> **THE EXERCISE**: Reproduce every entry exactly.

> **GIVEN DATA**:
________
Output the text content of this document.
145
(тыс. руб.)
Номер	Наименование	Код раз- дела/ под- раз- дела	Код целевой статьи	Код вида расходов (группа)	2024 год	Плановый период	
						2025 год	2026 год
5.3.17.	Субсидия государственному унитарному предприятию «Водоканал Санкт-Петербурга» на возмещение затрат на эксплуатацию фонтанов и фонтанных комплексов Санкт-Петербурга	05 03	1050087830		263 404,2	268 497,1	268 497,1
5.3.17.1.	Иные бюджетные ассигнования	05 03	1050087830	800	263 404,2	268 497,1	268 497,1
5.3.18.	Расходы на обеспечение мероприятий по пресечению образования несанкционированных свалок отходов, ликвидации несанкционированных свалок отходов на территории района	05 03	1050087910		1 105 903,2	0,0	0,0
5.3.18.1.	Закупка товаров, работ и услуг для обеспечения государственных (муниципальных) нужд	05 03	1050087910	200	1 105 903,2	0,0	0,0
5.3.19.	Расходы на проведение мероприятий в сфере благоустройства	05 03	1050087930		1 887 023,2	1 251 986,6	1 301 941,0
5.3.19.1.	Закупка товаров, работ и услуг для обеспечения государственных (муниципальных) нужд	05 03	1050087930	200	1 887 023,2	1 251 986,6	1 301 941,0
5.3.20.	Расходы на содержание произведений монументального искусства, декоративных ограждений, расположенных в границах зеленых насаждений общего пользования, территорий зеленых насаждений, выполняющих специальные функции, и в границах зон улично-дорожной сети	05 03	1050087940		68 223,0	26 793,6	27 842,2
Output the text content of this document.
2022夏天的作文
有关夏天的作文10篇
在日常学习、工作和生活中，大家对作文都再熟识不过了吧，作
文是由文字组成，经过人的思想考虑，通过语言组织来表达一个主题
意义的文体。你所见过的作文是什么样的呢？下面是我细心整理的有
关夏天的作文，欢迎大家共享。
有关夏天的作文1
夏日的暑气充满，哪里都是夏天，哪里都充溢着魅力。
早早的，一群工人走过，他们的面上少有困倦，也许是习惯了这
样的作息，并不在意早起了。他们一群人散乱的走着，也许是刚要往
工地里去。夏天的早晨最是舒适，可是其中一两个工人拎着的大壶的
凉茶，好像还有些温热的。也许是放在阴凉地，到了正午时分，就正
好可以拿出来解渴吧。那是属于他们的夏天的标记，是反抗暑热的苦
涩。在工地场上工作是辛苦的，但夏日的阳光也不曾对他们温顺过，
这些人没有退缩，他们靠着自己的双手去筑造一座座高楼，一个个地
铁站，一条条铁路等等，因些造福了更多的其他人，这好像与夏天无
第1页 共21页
________
> **TASK RESPONSE**:
Output the text content of this document.
145
(тыс. руб.)
Номер	Наименование	Код раз- дела/ под- раз- дела	Код целевой статьи	Код вида расходов (группа)	2024 год	Плановый период	
						2025 год	2026 год
5.3.17.	Субсидия государственному унитарному предприятию «Водоканал Санкт-Петербурга» на возмещение затрат на эксплуатацию фонтанов и фонтанных комплексов Санкт-Петербурга	05 03	1050087830		263 404,2	268 497,1	268 497,1
5.3.17.1.	Иные бюджетные ассигнования	05 03	1050087830	800	263 404,2	268 497,1	268 497,1
5.3.18.	Расходы на обеспечение мероприятий по пресечению образования несанкционированных свалок отходов, ликвидации несанкционированных свалок отходов на территории района	05 03	1050087910		1 105 903,2	0,0	0,0
5.3.18.1.	Закупка товаров, работ и услуг для обеспечения государственных (муниципальных) нужд	05 03	1050087910	200	1 105 903,2	0,0	0,0
5.3.19.	Расходы на проведение мероприятий в сфере благоустройства	05 03	1050087930		1 887 023,2	1 251 986,6	1 301 941,0
5.3.19.1.	Закупка товаров, работ и услуг для обеспечения государственных (муниципальных) нужд	05 03	1050087930	200	1 887 023,2	1 251 986,6	1 301 941,0
5.3.20.	Расходы на содержание произведений монументального искусства, декоративных ограждений, расположенных в границах зеленых насаждений общего пользования, территорий зеленых насаждений, выполняющих специальные функции, и в границах зон улично-дорожной сети	05 03	1050087940		68 223,0	26 793,6	27 842,2
Output the text content of this document.
2022夏天的作文
有关夏天的作文10篇
在日常学习、工作和生活中，大家对作文都再熟识不过了吧，作
文是由文字组成，经过人的思想考虑，通过语言组织来表达一个主题
意义的文体。你所见过的作文是什么样的呢？下面是我细心整理的有
关夏天的作文，欢迎大家共享。
有关夏天的作文1
夏日的暑气充满，哪里都是夏天，哪里都充溢着魅力。
早早的，一群工人走过，他们的面上少有困倦，也许是习惯了这
样的作息，并不在意早起了。他们一群人散乱的走着，也许是刚要往
工地里去。夏天的早晨最是舒适，可是其中一两个工人拎着的大壶的
凉茶，好像还有些温热的。也许是放在阴凉地，到了正午时分，就正
好可以拿出来解渴吧。那是属于他们的夏天的标记，是反抗暑热的苦
涩。在工地场上工作是辛苦的，但夏日的阳光也不曾对他们温顺过，
这些人没有退缩，他们靠着自己的双手去筑造一座座高楼，一个个地
铁站，一条条铁路等等，因些造福了更多的其他人，这好像与夏天无
第1页 共21页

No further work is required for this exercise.